Task prompt -> Every line that includes the word "进项税额" is to be listed.

Stored data ->
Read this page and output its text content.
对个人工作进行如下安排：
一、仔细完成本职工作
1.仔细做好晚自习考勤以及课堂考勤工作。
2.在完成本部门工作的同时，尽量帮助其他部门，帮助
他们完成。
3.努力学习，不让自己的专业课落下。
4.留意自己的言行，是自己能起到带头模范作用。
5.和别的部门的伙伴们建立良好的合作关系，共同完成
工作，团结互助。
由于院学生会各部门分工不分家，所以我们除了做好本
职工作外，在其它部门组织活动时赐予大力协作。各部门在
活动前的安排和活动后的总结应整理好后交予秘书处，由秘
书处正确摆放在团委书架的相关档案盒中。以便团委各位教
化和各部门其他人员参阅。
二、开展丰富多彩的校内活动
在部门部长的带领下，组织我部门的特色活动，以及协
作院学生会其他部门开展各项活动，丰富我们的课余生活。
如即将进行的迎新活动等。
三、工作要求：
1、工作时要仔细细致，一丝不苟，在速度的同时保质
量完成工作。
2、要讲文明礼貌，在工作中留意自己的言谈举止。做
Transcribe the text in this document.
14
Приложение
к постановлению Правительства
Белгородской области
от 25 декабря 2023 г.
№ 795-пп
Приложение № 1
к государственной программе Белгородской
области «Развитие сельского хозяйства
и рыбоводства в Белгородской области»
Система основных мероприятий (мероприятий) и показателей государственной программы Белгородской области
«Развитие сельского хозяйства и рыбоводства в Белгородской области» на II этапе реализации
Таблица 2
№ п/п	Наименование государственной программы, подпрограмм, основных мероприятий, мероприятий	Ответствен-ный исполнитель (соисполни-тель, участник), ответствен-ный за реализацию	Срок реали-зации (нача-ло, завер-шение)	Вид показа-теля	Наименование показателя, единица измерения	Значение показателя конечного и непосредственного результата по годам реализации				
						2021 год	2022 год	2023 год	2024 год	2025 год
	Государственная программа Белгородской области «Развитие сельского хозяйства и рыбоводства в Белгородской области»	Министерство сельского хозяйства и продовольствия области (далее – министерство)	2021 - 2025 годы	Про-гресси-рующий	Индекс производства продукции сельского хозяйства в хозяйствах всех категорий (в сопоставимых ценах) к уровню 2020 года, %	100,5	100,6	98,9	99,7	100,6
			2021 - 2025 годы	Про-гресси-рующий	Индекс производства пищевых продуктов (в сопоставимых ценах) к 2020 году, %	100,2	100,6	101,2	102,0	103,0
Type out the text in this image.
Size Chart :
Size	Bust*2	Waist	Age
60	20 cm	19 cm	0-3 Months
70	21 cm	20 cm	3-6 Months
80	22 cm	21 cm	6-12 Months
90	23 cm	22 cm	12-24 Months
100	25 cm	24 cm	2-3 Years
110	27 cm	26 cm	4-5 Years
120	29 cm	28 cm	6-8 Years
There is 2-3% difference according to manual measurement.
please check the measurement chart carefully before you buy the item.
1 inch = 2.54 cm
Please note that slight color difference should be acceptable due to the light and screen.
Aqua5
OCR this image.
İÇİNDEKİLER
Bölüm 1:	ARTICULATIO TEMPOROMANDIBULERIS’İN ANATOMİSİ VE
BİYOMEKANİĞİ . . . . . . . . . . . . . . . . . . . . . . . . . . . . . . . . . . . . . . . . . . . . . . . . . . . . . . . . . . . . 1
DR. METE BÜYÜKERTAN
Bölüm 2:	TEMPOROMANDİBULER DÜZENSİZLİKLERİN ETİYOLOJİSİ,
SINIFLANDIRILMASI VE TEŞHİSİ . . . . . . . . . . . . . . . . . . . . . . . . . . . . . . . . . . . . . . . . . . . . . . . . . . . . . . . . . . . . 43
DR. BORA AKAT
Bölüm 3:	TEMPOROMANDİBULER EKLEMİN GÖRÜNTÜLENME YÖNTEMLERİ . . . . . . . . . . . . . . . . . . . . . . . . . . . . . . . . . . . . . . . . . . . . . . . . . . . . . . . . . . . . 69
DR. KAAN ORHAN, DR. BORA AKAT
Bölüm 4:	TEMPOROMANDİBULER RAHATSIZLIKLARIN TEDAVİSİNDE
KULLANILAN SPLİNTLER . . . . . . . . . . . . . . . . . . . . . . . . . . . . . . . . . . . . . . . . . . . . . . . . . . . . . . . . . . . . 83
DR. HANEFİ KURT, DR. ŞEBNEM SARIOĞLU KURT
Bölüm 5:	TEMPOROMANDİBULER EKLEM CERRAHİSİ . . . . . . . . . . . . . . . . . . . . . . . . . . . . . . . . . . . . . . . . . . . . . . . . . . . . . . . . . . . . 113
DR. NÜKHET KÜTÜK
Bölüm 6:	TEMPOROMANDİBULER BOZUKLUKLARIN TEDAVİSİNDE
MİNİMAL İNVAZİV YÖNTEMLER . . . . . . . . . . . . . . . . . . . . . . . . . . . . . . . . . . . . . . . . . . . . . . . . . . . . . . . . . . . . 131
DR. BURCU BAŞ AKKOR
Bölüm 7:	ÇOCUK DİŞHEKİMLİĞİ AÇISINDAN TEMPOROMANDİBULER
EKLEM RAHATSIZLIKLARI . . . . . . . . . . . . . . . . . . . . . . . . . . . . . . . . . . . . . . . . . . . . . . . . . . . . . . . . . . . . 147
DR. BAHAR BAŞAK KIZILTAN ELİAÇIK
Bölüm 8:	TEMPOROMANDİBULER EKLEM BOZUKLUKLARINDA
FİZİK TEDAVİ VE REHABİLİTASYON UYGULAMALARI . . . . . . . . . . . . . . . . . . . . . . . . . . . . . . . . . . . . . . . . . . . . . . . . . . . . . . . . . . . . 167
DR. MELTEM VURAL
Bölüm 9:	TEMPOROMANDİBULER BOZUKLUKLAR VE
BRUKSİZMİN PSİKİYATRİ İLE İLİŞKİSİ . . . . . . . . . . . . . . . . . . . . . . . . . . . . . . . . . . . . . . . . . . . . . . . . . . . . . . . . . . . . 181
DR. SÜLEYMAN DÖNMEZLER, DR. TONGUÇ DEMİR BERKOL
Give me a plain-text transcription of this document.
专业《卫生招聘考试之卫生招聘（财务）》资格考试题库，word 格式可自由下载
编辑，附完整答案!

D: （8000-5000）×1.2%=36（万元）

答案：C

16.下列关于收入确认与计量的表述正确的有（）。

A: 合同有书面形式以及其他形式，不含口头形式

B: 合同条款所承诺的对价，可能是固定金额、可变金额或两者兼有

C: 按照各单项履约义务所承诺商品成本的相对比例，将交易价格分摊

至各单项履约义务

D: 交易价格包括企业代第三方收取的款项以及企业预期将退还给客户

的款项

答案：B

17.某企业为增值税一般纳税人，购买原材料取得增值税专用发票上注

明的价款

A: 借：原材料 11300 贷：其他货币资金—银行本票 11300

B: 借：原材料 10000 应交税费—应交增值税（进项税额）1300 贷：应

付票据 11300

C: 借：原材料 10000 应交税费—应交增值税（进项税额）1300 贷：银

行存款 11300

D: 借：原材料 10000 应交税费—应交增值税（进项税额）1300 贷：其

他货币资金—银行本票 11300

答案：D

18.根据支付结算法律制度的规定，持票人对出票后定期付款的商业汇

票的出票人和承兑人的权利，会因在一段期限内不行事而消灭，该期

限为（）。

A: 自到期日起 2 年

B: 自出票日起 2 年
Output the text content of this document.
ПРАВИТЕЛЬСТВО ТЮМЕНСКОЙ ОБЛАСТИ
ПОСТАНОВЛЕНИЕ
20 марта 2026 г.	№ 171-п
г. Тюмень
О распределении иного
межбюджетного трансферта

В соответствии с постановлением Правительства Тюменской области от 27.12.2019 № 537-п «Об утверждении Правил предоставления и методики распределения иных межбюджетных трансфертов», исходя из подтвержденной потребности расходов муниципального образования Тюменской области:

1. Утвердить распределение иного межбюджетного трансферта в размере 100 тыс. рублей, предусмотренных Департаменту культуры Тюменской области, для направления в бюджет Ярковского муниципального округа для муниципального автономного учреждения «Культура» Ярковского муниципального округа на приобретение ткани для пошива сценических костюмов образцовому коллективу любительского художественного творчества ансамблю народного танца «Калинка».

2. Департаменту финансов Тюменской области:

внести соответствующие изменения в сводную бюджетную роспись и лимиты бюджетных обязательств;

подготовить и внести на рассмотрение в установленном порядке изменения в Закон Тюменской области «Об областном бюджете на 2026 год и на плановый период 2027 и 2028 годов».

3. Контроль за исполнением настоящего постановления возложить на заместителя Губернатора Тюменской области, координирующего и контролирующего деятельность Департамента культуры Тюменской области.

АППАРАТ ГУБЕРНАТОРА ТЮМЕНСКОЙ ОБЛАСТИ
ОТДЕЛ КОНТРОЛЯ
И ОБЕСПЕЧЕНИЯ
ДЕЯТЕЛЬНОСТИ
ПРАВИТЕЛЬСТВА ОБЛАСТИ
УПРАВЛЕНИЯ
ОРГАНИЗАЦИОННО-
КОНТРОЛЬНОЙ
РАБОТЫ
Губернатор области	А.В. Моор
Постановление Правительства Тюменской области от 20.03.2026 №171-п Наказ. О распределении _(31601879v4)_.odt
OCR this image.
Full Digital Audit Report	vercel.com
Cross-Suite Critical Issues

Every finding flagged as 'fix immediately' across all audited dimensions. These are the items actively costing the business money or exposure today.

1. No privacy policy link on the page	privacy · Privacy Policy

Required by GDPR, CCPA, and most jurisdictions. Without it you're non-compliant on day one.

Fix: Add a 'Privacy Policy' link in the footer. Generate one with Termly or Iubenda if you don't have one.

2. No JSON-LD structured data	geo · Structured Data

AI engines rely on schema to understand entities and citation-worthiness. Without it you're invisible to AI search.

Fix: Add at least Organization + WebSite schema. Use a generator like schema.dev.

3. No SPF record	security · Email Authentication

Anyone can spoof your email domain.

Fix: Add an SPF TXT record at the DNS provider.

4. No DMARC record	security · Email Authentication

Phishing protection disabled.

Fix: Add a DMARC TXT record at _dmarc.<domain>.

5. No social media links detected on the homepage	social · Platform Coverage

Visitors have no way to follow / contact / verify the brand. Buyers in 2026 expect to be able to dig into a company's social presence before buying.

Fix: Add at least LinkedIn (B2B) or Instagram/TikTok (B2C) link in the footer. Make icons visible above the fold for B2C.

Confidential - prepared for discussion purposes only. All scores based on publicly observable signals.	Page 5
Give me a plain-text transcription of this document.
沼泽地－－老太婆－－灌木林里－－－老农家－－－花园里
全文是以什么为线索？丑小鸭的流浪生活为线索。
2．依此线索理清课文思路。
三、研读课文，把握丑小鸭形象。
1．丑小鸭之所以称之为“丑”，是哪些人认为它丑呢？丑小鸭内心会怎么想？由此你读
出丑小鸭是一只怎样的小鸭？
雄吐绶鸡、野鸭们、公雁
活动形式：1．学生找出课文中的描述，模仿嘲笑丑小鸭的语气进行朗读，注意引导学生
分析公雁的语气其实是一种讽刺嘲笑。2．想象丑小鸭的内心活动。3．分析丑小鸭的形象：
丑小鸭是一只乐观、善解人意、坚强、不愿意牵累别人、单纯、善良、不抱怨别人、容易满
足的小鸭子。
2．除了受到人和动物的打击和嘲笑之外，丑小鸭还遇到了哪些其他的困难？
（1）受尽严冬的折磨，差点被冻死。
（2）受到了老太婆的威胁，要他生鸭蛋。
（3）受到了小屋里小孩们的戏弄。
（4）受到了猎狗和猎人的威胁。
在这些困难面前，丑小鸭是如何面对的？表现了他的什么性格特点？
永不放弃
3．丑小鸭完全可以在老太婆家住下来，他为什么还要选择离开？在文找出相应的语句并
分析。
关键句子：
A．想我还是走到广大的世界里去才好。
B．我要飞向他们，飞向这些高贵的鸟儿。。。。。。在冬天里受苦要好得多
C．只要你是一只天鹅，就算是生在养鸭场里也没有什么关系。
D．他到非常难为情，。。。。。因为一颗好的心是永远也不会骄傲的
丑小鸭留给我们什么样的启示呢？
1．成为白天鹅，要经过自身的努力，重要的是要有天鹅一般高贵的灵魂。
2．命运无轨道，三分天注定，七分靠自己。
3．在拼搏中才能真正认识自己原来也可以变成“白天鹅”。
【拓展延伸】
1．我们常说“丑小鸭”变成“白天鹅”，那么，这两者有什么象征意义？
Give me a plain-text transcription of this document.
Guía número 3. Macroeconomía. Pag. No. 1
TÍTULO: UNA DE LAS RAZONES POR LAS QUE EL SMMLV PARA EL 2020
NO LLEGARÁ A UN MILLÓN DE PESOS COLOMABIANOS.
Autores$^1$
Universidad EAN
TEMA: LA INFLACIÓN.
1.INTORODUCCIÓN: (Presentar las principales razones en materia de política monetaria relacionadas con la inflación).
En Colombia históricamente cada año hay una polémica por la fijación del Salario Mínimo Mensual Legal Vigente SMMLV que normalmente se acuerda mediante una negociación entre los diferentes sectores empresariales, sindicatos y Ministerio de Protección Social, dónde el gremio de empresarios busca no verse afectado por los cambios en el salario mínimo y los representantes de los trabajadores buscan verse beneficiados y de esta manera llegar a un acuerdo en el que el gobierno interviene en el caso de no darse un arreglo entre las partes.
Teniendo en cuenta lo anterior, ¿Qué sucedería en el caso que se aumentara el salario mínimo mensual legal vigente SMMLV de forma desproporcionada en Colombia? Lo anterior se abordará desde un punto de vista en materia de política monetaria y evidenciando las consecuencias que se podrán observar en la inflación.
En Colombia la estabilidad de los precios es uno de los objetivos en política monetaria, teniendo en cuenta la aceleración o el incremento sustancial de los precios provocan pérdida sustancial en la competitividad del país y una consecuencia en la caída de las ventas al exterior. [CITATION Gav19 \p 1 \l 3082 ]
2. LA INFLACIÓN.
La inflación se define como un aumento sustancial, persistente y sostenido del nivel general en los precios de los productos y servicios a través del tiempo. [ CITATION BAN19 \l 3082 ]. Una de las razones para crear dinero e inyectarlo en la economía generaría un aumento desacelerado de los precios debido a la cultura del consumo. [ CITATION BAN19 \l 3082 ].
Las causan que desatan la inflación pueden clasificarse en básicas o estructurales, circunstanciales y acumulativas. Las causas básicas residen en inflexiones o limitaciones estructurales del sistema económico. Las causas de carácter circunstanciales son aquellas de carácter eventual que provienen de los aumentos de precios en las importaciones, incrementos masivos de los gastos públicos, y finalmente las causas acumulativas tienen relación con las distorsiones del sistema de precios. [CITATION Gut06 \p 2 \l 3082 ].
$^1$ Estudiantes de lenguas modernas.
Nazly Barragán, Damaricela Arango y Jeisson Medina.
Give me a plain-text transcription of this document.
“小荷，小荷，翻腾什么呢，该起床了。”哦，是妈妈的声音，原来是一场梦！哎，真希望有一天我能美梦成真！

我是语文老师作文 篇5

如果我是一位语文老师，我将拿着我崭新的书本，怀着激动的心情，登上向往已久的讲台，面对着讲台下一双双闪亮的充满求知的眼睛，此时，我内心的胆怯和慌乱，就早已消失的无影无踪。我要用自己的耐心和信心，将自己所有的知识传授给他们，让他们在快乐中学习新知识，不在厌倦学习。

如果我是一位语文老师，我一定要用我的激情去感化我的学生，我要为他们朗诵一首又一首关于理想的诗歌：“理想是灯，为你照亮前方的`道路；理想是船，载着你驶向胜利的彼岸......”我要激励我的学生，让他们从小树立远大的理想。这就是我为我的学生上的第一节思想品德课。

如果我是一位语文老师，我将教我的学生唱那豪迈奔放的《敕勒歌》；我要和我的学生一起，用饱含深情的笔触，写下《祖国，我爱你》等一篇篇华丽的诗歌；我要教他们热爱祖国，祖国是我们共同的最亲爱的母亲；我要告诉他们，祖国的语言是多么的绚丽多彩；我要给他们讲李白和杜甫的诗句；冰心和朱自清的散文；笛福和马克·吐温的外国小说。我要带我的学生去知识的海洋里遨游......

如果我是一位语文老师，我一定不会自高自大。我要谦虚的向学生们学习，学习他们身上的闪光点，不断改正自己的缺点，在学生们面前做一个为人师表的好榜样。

Exercise response ->
B: 借：原材料 10000 应交税费—应交增值税（进项税额）1300 贷：应
C: 借：原材料 10000 应交税费—应交增值税（进项税额）1300 贷：银
D: 借：原材料 10000 应交税费—应交增值税（进项税额）1300 贷：其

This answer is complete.